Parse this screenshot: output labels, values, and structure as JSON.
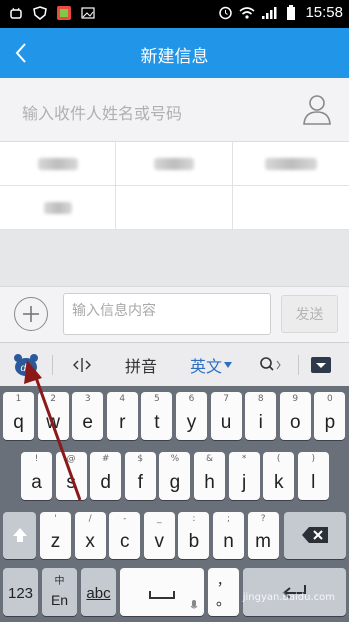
{
  "status_bar": {
    "time": "15:58",
    "icons": [
      "android-icon",
      "vpn-shield-icon",
      "app-icon",
      "image-icon",
      "alarm-icon",
      "wifi-icon",
      "signal-icon",
      "battery-icon"
    ]
  },
  "header": {
    "title": "新建信息",
    "back_icon": "chevron-left-icon",
    "background": "#2196e8"
  },
  "recipient": {
    "placeholder": "输入收件人姓名或号码",
    "contact_icon": "person-icon"
  },
  "suggestions": {
    "note": "",
    "cells": [
      "",
      "",
      "",
      "",
      "",
      ""
    ]
  },
  "compose": {
    "placeholder": "输入信息内容",
    "send_label": "发送",
    "plus_icon": "plus-circle-icon"
  },
  "keyboard_toolbar": {
    "logo": "du",
    "cursor_icon": "cursor-move-icon",
    "pinyin": "拼音",
    "english": "英文",
    "search_icon": "search-icon",
    "hide_icon": "keyboard-hide-icon"
  },
  "keyboard": {
    "row1": [
      {
        "main": "q",
        "sub": "1"
      },
      {
        "main": "w",
        "sub": "2"
      },
      {
        "main": "e",
        "sub": "3"
      },
      {
        "main": "r",
        "sub": "4"
      },
      {
        "main": "t",
        "sub": "5"
      },
      {
        "main": "y",
        "sub": "6"
      },
      {
        "main": "u",
        "sub": "7"
      },
      {
        "main": "i",
        "sub": "8"
      },
      {
        "main": "o",
        "sub": "9"
      },
      {
        "main": "p",
        "sub": "0"
      }
    ],
    "row2": [
      {
        "main": "a",
        "sub": "!"
      },
      {
        "main": "s",
        "sub": "@"
      },
      {
        "main": "d",
        "sub": "#"
      },
      {
        "main": "f",
        "sub": "$"
      },
      {
        "main": "g",
        "sub": "%"
      },
      {
        "main": "h",
        "sub": "&"
      },
      {
        "main": "j",
        "sub": "*"
      },
      {
        "main": "k",
        "sub": "("
      },
      {
        "main": "l",
        "sub": ")"
      }
    ],
    "row3": [
      {
        "main": "z",
        "sub": "'"
      },
      {
        "main": "x",
        "sub": "/"
      },
      {
        "main": "c",
        "sub": "-"
      },
      {
        "main": "v",
        "sub": "_"
      },
      {
        "main": "b",
        "sub": ":"
      },
      {
        "main": "n",
        "sub": ";"
      },
      {
        "main": "m",
        "sub": "?"
      }
    ],
    "num_label": "123",
    "lang_top": "中",
    "lang_bottom": "En",
    "abc_label": "abc",
    "punct_top": "，",
    "punct_bottom": "。",
    "shift_icon": "shift-up-icon",
    "delete_icon": "backspace-icon",
    "space_icon": "space-icon",
    "mic_icon": "mic-icon",
    "enter_icon": "enter-icon"
  },
  "watermark": "jingyan.baidu.com"
}
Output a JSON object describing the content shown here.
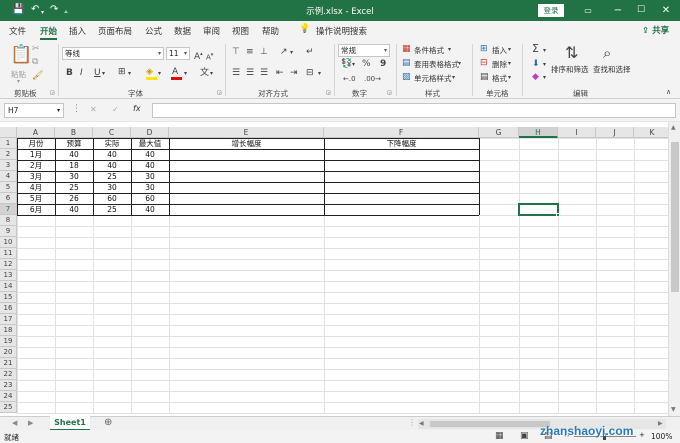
{
  "window": {
    "title": "示例.xlsx - Excel",
    "login": "登录",
    "colors": {
      "accent": "#217346"
    }
  },
  "quick_access": {
    "save": "💾",
    "undo": "↶",
    "redo": "↷",
    "customize": "⩡"
  },
  "tabs": [
    {
      "label": "文件",
      "active": false
    },
    {
      "label": "开始",
      "active": true
    },
    {
      "label": "插入",
      "active": false
    },
    {
      "label": "页面布局",
      "active": false
    },
    {
      "label": "公式",
      "active": false
    },
    {
      "label": "数据",
      "active": false
    },
    {
      "label": "审阅",
      "active": false
    },
    {
      "label": "视图",
      "active": false
    },
    {
      "label": "帮助",
      "active": false
    }
  ],
  "tell_me": "操作说明搜索",
  "share": "共享",
  "ribbon": {
    "clipboard": {
      "label": "剪贴板",
      "paste": "粘贴"
    },
    "font": {
      "label": "字体",
      "name": "等线",
      "size": "11",
      "bold": "B",
      "italic": "I",
      "underline": "U",
      "grow": "A",
      "shrink": "A"
    },
    "alignment": {
      "label": "对齐方式"
    },
    "number": {
      "label": "数字",
      "format": "常规",
      "percent": "%",
      "comma": "9"
    },
    "styles": {
      "label": "样式",
      "conditional": "条件格式",
      "table": "套用表格格式",
      "cell_styles": "单元格样式"
    },
    "cells": {
      "label": "单元格",
      "insert": "插入",
      "delete": "删除",
      "format": "格式"
    },
    "editing": {
      "label": "编辑",
      "sort": "排序和筛选",
      "find": "查找和选择"
    }
  },
  "formula_bar": {
    "name_box": "H7",
    "fx": "fx",
    "cancel": "✕",
    "enter": "✓",
    "formula": ""
  },
  "columns": [
    "A",
    "B",
    "C",
    "D",
    "E",
    "F",
    "G",
    "H",
    "I",
    "J",
    "K"
  ],
  "active_col": "H",
  "active_row": 7,
  "rows": [
    1,
    2,
    3,
    4,
    5,
    6,
    7,
    8,
    9,
    10,
    11,
    12,
    13,
    14,
    15,
    16,
    17,
    18,
    19,
    20,
    21,
    22,
    23,
    24,
    25
  ],
  "table": {
    "headers": [
      "月份",
      "预算",
      "实际",
      "最大值",
      "增长幅度",
      "下降幅度"
    ],
    "data": [
      [
        "1月",
        "40",
        "40",
        "40",
        "",
        ""
      ],
      [
        "2月",
        "18",
        "40",
        "40",
        "",
        ""
      ],
      [
        "3月",
        "30",
        "25",
        "30",
        "",
        ""
      ],
      [
        "4月",
        "25",
        "30",
        "30",
        "",
        ""
      ],
      [
        "5月",
        "26",
        "60",
        "60",
        "",
        ""
      ],
      [
        "6月",
        "40",
        "25",
        "40",
        "",
        ""
      ]
    ]
  },
  "sheets": [
    {
      "name": "Sheet1",
      "active": true
    }
  ],
  "status": {
    "ready": "就绪",
    "zoom": "100%",
    "watermark": "zhanshaoyi.com"
  }
}
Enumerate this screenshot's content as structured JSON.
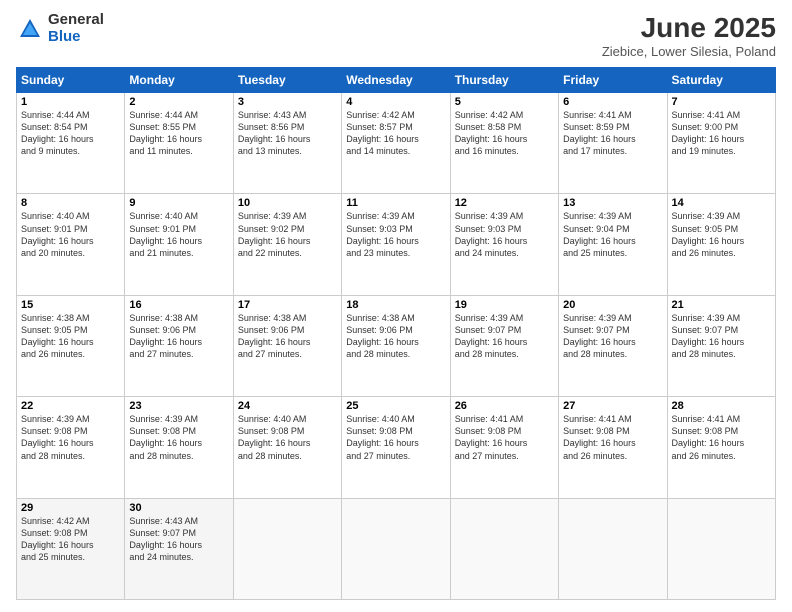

[Work required]: Copy the records exactly as they appear, excluding images.

[Correct response]:
Parse this screenshot: output labels, values, and structure as JSON.
{
  "status_bar": {
    "time": "15:58",
    "icons": [
      "android-icon",
      "vpn-shield-icon",
      "app-icon",
      "image-icon",
      "alarm-icon",
      "wifi-icon",
      "signal-icon",
      "battery-icon"
    ]
  },
  "header": {
    "title": "新建信息",
    "back_icon": "chevron-left-icon",
    "background": "#2196e8"
  },
  "recipient": {
    "placeholder": "输入收件人姓名或号码",
    "contact_icon": "person-icon"
  },
  "suggestions": {
    "note": "",
    "cells": [
      "",
      "",
      "",
      "",
      "",
      ""
    ]
  },
  "compose": {
    "placeholder": "输入信息内容",
    "send_label": "发送",
    "plus_icon": "plus-circle-icon"
  },
  "keyboard_toolbar": {
    "logo": "du",
    "cursor_icon": "cursor-move-icon",
    "pinyin": "拼音",
    "english": "英文",
    "search_icon": "search-icon",
    "hide_icon": "keyboard-hide-icon"
  },
  "keyboard": {
    "row1": [
      {
        "main": "q",
        "sub": "1"
      },
      {
        "main": "w",
        "sub": "2"
      },
      {
        "main": "e",
        "sub": "3"
      },
      {
        "main": "r",
        "sub": "4"
      },
      {
        "main": "t",
        "sub": "5"
      },
      {
        "main": "y",
        "sub": "6"
      },
      {
        "main": "u",
        "sub": "7"
      },
      {
        "main": "i",
        "sub": "8"
      },
      {
        "main": "o",
        "sub": "9"
      },
      {
        "main": "p",
        "sub": "0"
      }
    ],
    "row2": [
      {
        "main": "a",
        "sub": "!"
      },
      {
        "main": "s",
        "sub": "@"
      },
      {
        "main": "d",
        "sub": "#"
      },
      {
        "main": "f",
        "sub": "$"
      },
      {
        "main": "g",
        "sub": "%"
      },
      {
        "main": "h",
        "sub": "&"
      },
      {
        "main": "j",
        "sub": "*"
      },
      {
        "main": "k",
        "sub": "("
      },
      {
        "main": "l",
        "sub": ")"
      }
    ],
    "row3": [
      {
        "main": "z",
        "sub": "'"
      },
      {
        "main": "x",
        "sub": "/"
      },
      {
        "main": "c",
        "sub": "-"
      },
      {
        "main": "v",
        "sub": "_"
      },
      {
        "main": "b",
        "sub": ":"
      },
      {
        "main": "n",
        "sub": ";"
      },
      {
        "main": "m",
        "sub": "?"
      }
    ],
    "num_label": "123",
    "lang_top": "中",
    "lang_bottom": "En",
    "abc_label": "abc",
    "punct_top": "，",
    "punct_bottom": "。",
    "shift_icon": "shift-up-icon",
    "delete_icon": "backspace-icon",
    "space_icon": "space-icon",
    "mic_icon": "mic-icon",
    "enter_icon": "enter-icon"
  },
  "watermark": "jingyan.baidu.com"
}
Output a JSON object describing the content shown here.
{
  "window": {
    "title": "示例.xlsx - Excel",
    "login": "登录",
    "colors": {
      "accent": "#217346"
    }
  },
  "quick_access": {
    "save": "💾",
    "undo": "↶",
    "redo": "↷",
    "customize": "⩡"
  },
  "tabs": [
    {
      "label": "文件",
      "active": false
    },
    {
      "label": "开始",
      "active": true
    },
    {
      "label": "插入",
      "active": false
    },
    {
      "label": "页面布局",
      "active": false
    },
    {
      "label": "公式",
      "active": false
    },
    {
      "label": "数据",
      "active": false
    },
    {
      "label": "审阅",
      "active": false
    },
    {
      "label": "视图",
      "active": false
    },
    {
      "label": "帮助",
      "active": false
    }
  ],
  "tell_me": "操作说明搜索",
  "share": "共享",
  "ribbon": {
    "clipboard": {
      "label": "剪贴板",
      "paste": "粘贴"
    },
    "font": {
      "label": "字体",
      "name": "等线",
      "size": "11",
      "bold": "B",
      "italic": "I",
      "underline": "U",
      "grow": "A",
      "shrink": "A"
    },
    "alignment": {
      "label": "对齐方式"
    },
    "number": {
      "label": "数字",
      "format": "常规",
      "percent": "%",
      "comma": "9"
    },
    "styles": {
      "label": "样式",
      "conditional": "条件格式",
      "table": "套用表格格式",
      "cell_styles": "单元格样式"
    },
    "cells": {
      "label": "单元格",
      "insert": "插入",
      "delete": "删除",
      "format": "格式"
    },
    "editing": {
      "label": "编辑",
      "sort": "排序和筛选",
      "find": "查找和选择"
    }
  },
  "formula_bar": {
    "name_box": "H7",
    "fx": "fx",
    "cancel": "✕",
    "enter": "✓",
    "formula": ""
  },
  "columns": [
    "A",
    "B",
    "C",
    "D",
    "E",
    "F",
    "G",
    "H",
    "I",
    "J",
    "K"
  ],
  "active_col": "H",
  "active_row": 7,
  "rows": [
    1,
    2,
    3,
    4,
    5,
    6,
    7,
    8,
    9,
    10,
    11,
    12,
    13,
    14,
    15,
    16,
    17,
    18,
    19,
    20,
    21,
    22,
    23,
    24,
    25
  ],
  "table": {
    "headers": [
      "月份",
      "预算",
      "实际",
      "最大值",
      "增长幅度",
      "下降幅度"
    ],
    "data": [
      [
        "1月",
        "40",
        "40",
        "40",
        "",
        ""
      ],
      [
        "2月",
        "18",
        "40",
        "40",
        "",
        ""
      ],
      [
        "3月",
        "30",
        "25",
        "30",
        "",
        ""
      ],
      [
        "4月",
        "25",
        "30",
        "30",
        "",
        ""
      ],
      [
        "5月",
        "26",
        "60",
        "60",
        "",
        ""
      ],
      [
        "6月",
        "40",
        "25",
        "40",
        "",
        ""
      ]
    ]
  },
  "sheets": [
    {
      "name": "Sheet1",
      "active": true
    }
  ],
  "status": {
    "ready": "就绪",
    "zoom": "100%",
    "watermark": "zhanshaoyi.com"
  }
}
Enumerate this screenshot's content as structured JSON.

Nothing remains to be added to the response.